## Problem
Extract the lines that carry the string "Material" from the listing.

--- start of Stored records ---

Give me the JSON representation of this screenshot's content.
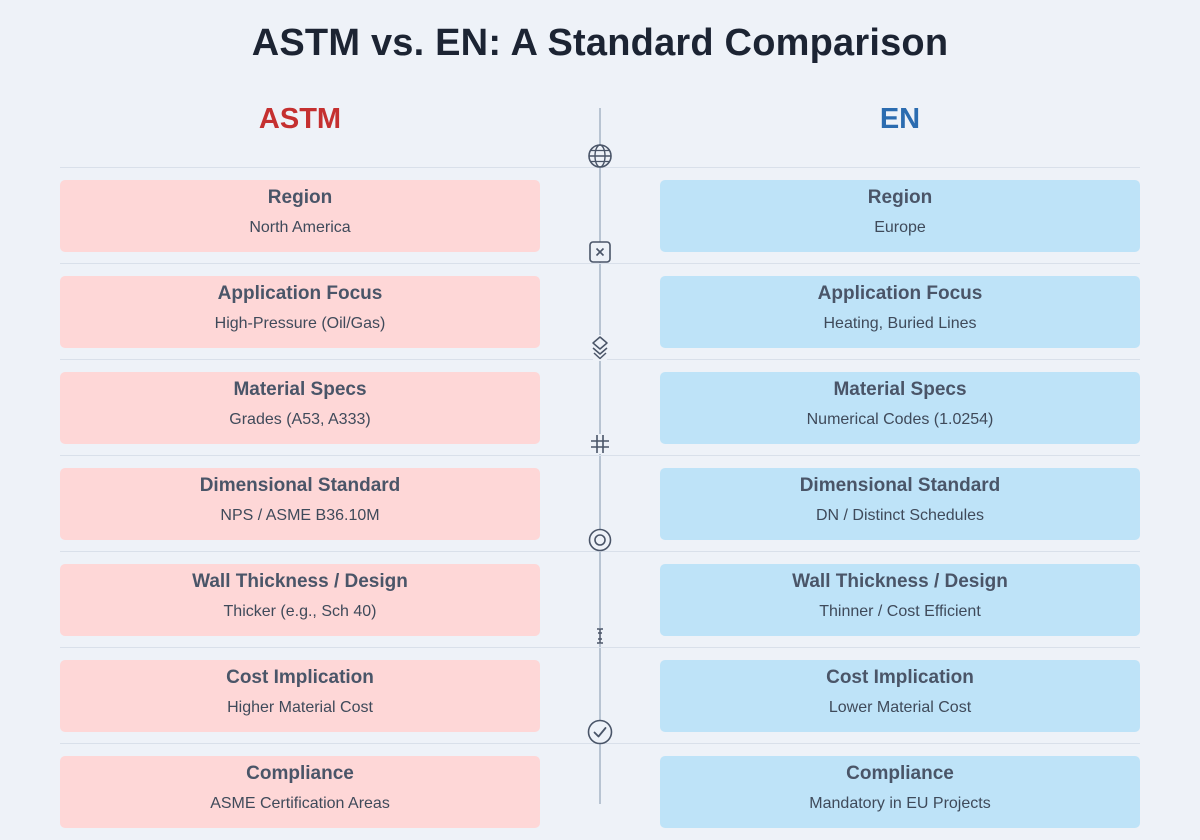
{
  "title": "ASTM vs. EN: A Standard Comparison",
  "columns": {
    "left": "ASTM",
    "right": "EN"
  },
  "colors": {
    "left_accent": "#c53030",
    "right_accent": "#2b6cb0",
    "left_card": "#fed7d7",
    "right_card": "#bee3f8"
  },
  "rows": [
    {
      "icon": "globe-icon",
      "left": {
        "label": "Region",
        "value": "North America"
      },
      "right": {
        "label": "Region",
        "value": "Europe"
      }
    },
    {
      "icon": "x-box-icon",
      "left": {
        "label": "Application Focus",
        "value": "High-Pressure (Oil/Gas)"
      },
      "right": {
        "label": "Application Focus",
        "value": "Heating, Buried Lines"
      }
    },
    {
      "icon": "layers-icon",
      "left": {
        "label": "Material Specs",
        "value": "Grades (A53, A333)"
      },
      "right": {
        "label": "Material Specs",
        "value": "Numerical Codes (1.0254)"
      }
    },
    {
      "icon": "hash-icon",
      "left": {
        "label": "Dimensional Standard",
        "value": "NPS / ASME B36.10M"
      },
      "right": {
        "label": "Dimensional Standard",
        "value": "DN / Distinct Schedules"
      }
    },
    {
      "icon": "target-icon",
      "left": {
        "label": "Wall Thickness / Design",
        "value": "Thicker (e.g., Sch 40)"
      },
      "right": {
        "label": "Wall Thickness / Design",
        "value": "Thinner / Cost Efficient"
      }
    },
    {
      "icon": "dimension-icon",
      "left": {
        "label": "Cost Implication",
        "value": "Higher Material Cost"
      },
      "right": {
        "label": "Cost Implication",
        "value": "Lower Material Cost"
      }
    },
    {
      "icon": "check-circle-icon",
      "left": {
        "label": "Compliance",
        "value": "ASME Certification Areas"
      },
      "right": {
        "label": "Compliance",
        "value": "Mandatory in EU Projects"
      }
    }
  ]
}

--- end of Stored records ---

## Answer to the exercise
        "label": "Material Specs",
        "label": "Material Specs",
        "value": "Higher Material Cost"
        "value": "Lower Material Cost"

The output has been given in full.